- Your instructions:
Output the entries below exactly as written, omitting pictures.

- Data for processing:
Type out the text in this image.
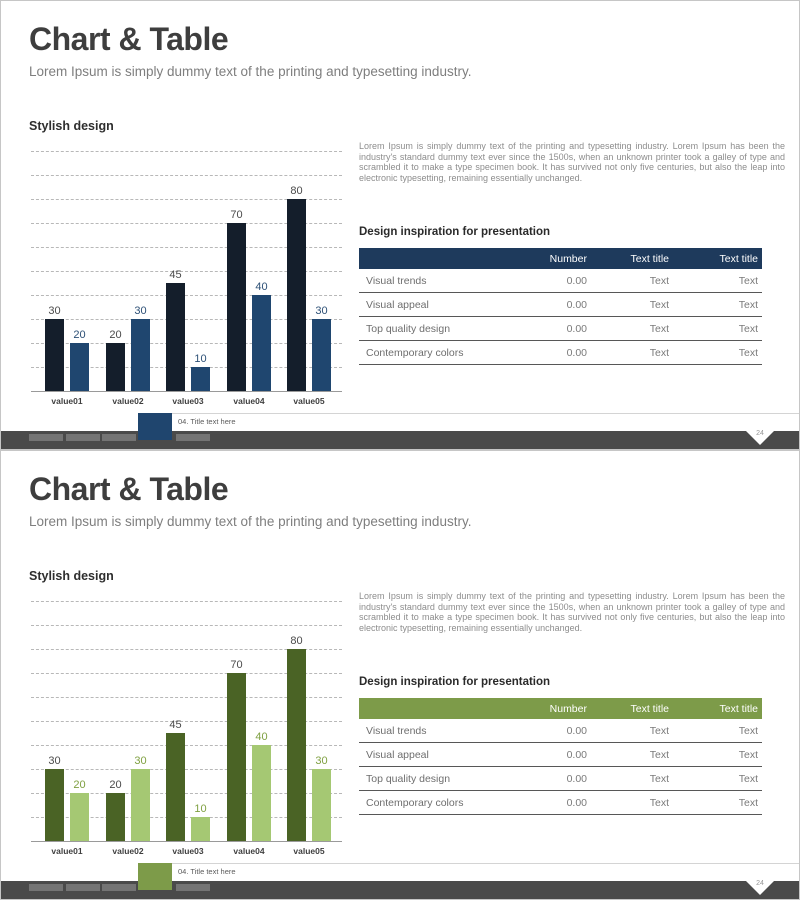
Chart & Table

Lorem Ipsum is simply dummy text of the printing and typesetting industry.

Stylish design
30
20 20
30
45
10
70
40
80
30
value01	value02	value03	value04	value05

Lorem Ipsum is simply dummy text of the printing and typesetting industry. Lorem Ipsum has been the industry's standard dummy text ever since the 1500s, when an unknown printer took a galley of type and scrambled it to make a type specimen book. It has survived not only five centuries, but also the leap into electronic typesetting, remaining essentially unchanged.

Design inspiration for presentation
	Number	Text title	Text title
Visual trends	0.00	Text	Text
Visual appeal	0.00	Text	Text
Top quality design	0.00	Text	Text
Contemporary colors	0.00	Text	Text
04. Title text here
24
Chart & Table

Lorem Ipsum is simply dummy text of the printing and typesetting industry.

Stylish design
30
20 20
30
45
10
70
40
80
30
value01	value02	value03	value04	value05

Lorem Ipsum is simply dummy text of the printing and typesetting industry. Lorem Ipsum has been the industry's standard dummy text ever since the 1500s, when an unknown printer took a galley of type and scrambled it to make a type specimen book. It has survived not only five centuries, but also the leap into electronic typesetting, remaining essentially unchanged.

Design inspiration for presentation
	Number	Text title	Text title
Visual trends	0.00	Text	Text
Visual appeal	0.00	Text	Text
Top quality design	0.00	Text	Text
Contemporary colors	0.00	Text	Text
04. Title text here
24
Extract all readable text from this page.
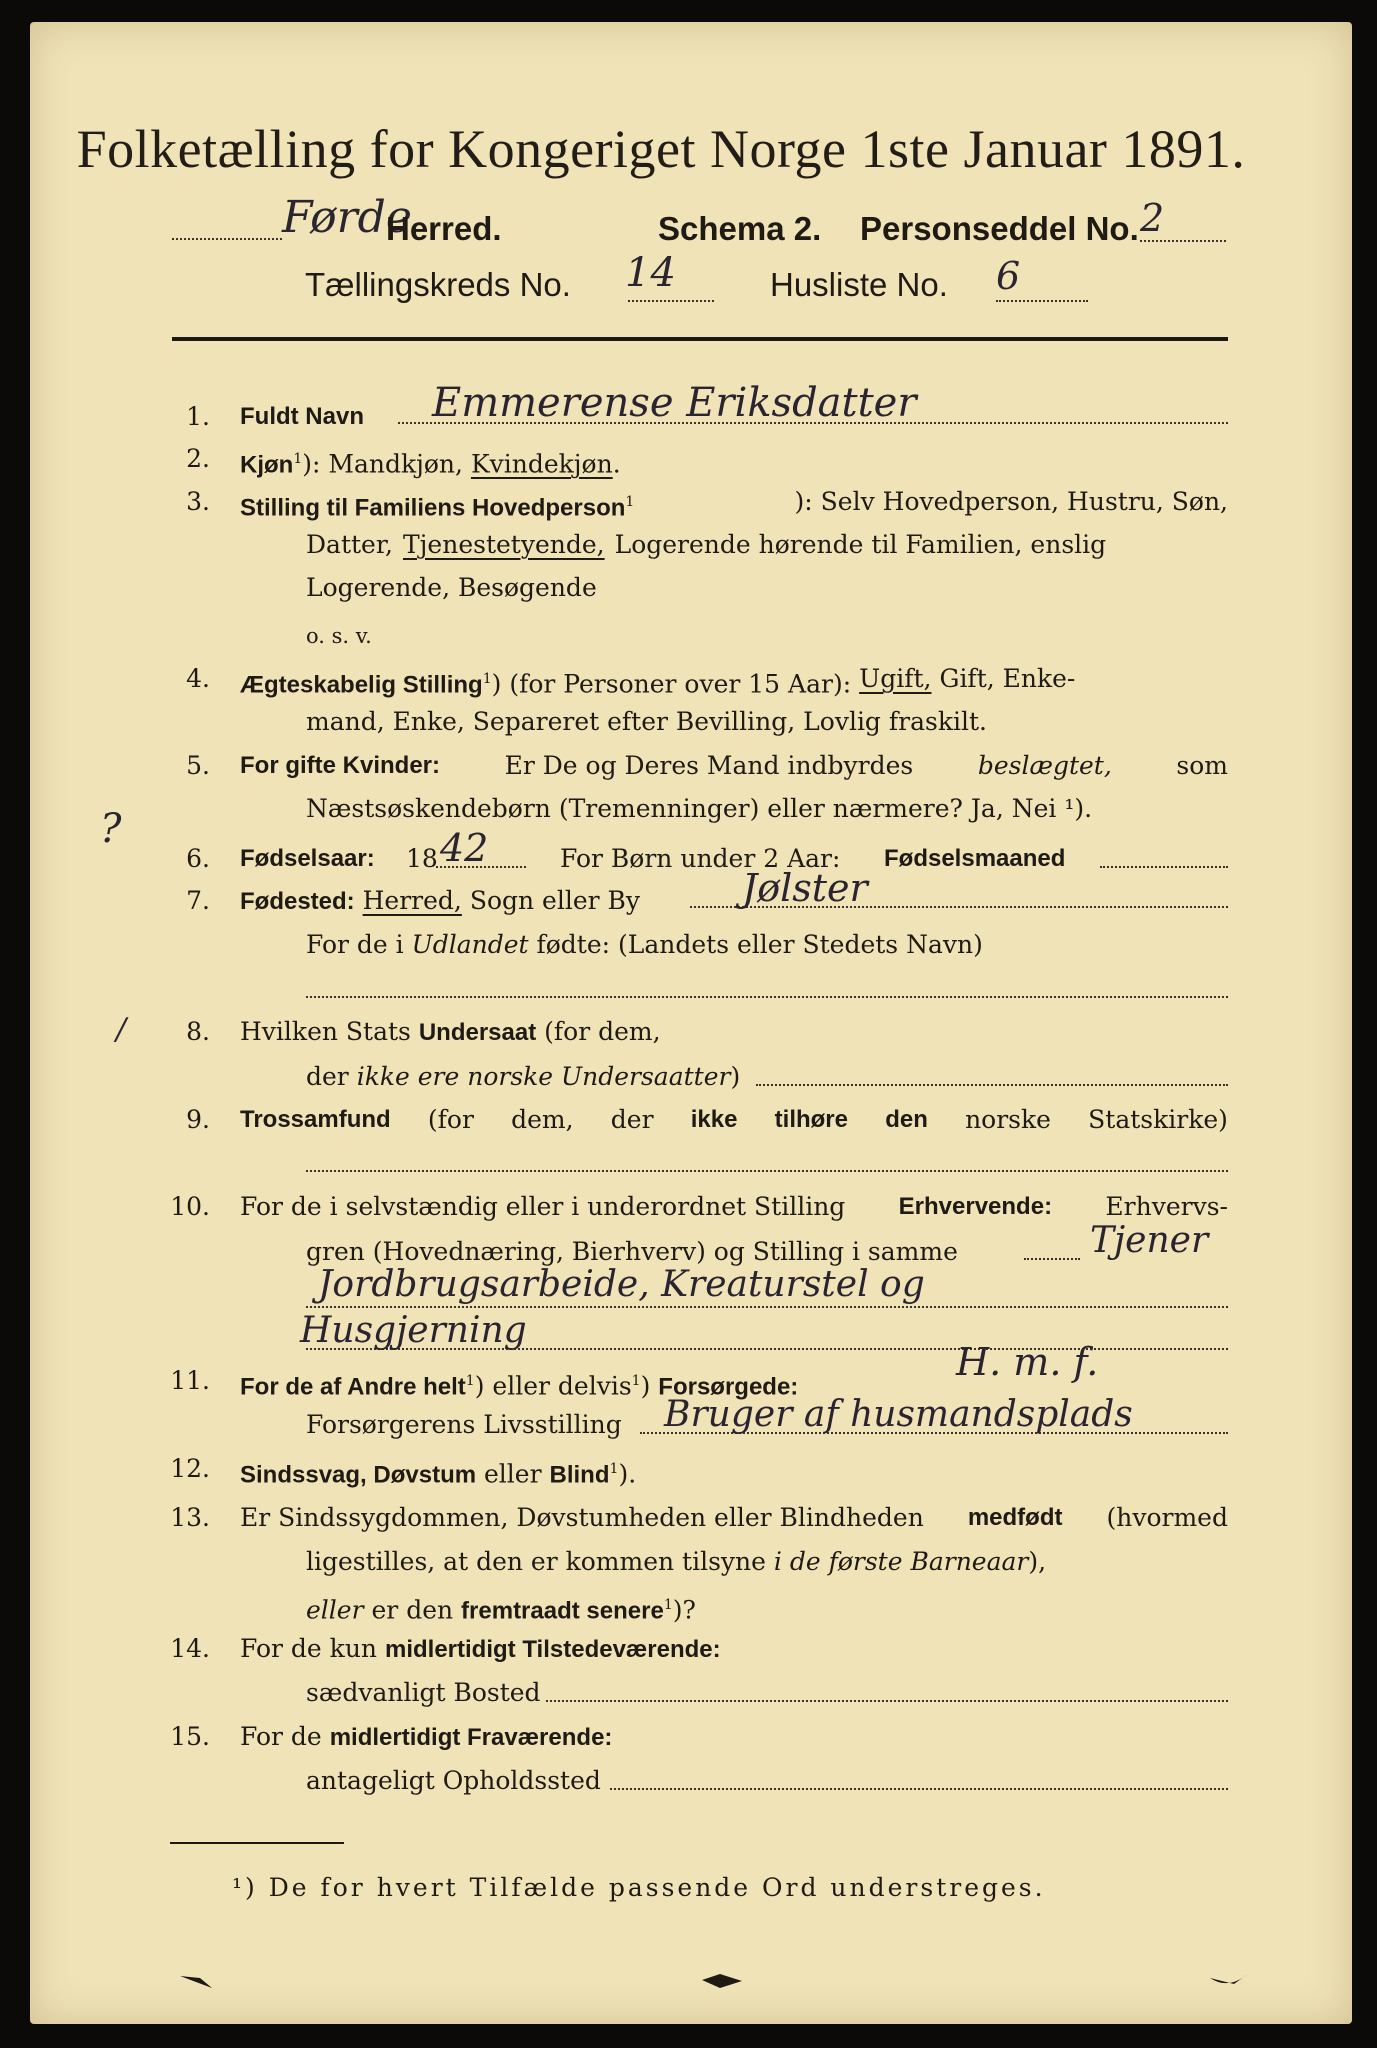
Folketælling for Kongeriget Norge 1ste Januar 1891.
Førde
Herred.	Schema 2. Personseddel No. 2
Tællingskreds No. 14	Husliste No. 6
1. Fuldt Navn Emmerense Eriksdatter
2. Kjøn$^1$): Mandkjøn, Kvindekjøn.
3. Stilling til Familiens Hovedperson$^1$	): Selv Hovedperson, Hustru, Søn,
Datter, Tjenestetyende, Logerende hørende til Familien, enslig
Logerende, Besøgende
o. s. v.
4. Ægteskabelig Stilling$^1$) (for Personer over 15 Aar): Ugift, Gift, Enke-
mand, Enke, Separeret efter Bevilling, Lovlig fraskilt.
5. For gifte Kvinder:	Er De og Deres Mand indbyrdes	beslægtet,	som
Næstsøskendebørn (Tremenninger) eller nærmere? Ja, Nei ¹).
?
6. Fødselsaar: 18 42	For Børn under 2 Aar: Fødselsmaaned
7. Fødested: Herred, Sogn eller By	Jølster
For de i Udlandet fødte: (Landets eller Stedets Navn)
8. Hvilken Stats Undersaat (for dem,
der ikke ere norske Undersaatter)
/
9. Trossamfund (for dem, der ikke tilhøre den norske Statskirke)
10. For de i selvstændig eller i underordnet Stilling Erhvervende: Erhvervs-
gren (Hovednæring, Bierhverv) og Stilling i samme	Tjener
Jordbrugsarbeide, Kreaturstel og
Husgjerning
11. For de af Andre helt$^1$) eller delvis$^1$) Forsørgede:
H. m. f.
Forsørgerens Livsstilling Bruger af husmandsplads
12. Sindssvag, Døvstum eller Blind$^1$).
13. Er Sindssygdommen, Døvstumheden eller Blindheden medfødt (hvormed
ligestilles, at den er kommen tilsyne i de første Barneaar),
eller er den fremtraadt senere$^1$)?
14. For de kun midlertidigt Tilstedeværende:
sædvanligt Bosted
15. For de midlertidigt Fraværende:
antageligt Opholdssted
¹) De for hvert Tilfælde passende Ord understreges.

- Result of this exercise:
Type out the text in this image.
Chart & Table

Lorem Ipsum is simply dummy text of the printing and typesetting industry.

Stylish design
30
20 20
30
45
10
70
40
80
30
value01	value02	value03	value04	value05

Lorem Ipsum is simply dummy text of the printing and typesetting industry. Lorem Ipsum has been the industry's standard dummy text ever since the 1500s, when an unknown printer took a galley of type and scrambled it to make a type specimen book. It has survived not only five centuries, but also the leap into electronic typesetting, remaining essentially unchanged.

Design inspiration for presentation
	Number	Text title	Text title
Visual trends	0.00	Text	Text
Visual appeal	0.00	Text	Text
Top quality design	0.00	Text	Text
Contemporary colors	0.00	Text	Text
04. Title text here
24
Chart & Table

Lorem Ipsum is simply dummy text of the printing and typesetting industry.

Stylish design
30
20 20
30
45
10
70
40
80
30
value01	value02	value03	value04	value05

Lorem Ipsum is simply dummy text of the printing and typesetting industry. Lorem Ipsum has been the industry's standard dummy text ever since the 1500s, when an unknown printer took a galley of type and scrambled it to make a type specimen book. It has survived not only five centuries, but also the leap into electronic typesetting, remaining essentially unchanged.

Design inspiration for presentation
	Number	Text title	Text title
Visual trends	0.00	Text	Text
Visual appeal	0.00	Text	Text
Top quality design	0.00	Text	Text
Contemporary colors	0.00	Text	Text
04. Title text here
24
Extract all readable text from this page.
Folketælling for Kongeriget Norge 1ste Januar 1891.
Førde
Herred.	Schema 2. Personseddel No. 2
Tællingskreds No. 14	Husliste No. 6
1. Fuldt Navn Emmerense Eriksdatter
2. Kjøn$^1$): Mandkjøn, Kvindekjøn.
3. Stilling til Familiens Hovedperson$^1$	): Selv Hovedperson, Hustru, Søn,
Datter, Tjenestetyende, Logerende hørende til Familien, enslig
Logerende, Besøgende
o. s. v.
4. Ægteskabelig Stilling$^1$) (for Personer over 15 Aar): Ugift, Gift, Enke-
mand, Enke, Separeret efter Bevilling, Lovlig fraskilt.
5. For gifte Kvinder:	Er De og Deres Mand indbyrdes	beslægtet,	som
Næstsøskendebørn (Tremenninger) eller nærmere? Ja, Nei ¹).
?
6. Fødselsaar: 18 42	For Børn under 2 Aar: Fødselsmaaned
7. Fødested: Herred, Sogn eller By	Jølster
For de i Udlandet fødte: (Landets eller Stedets Navn)
8. Hvilken Stats Undersaat (for dem,
der ikke ere norske Undersaatter)
/
9. Trossamfund (for dem, der ikke tilhøre den norske Statskirke)
10. For de i selvstændig eller i underordnet Stilling Erhvervende: Erhvervs-
gren (Hovednæring, Bierhverv) og Stilling i samme	Tjener
Jordbrugsarbeide, Kreaturstel og
Husgjerning
11. For de af Andre helt$^1$) eller delvis$^1$) Forsørgede:
H. m. f.
Forsørgerens Livsstilling Bruger af husmandsplads
12. Sindssvag, Døvstum eller Blind$^1$).
13. Er Sindssygdommen, Døvstumheden eller Blindheden medfødt (hvormed
ligestilles, at den er kommen tilsyne i de første Barneaar),
eller er den fremtraadt senere$^1$)?
14. For de kun midlertidigt Tilstedeværende:
sædvanligt Bosted
15. For de midlertidigt Fraværende:
antageligt Opholdssted
¹) De for hvert Tilfælde passende Ord understreges.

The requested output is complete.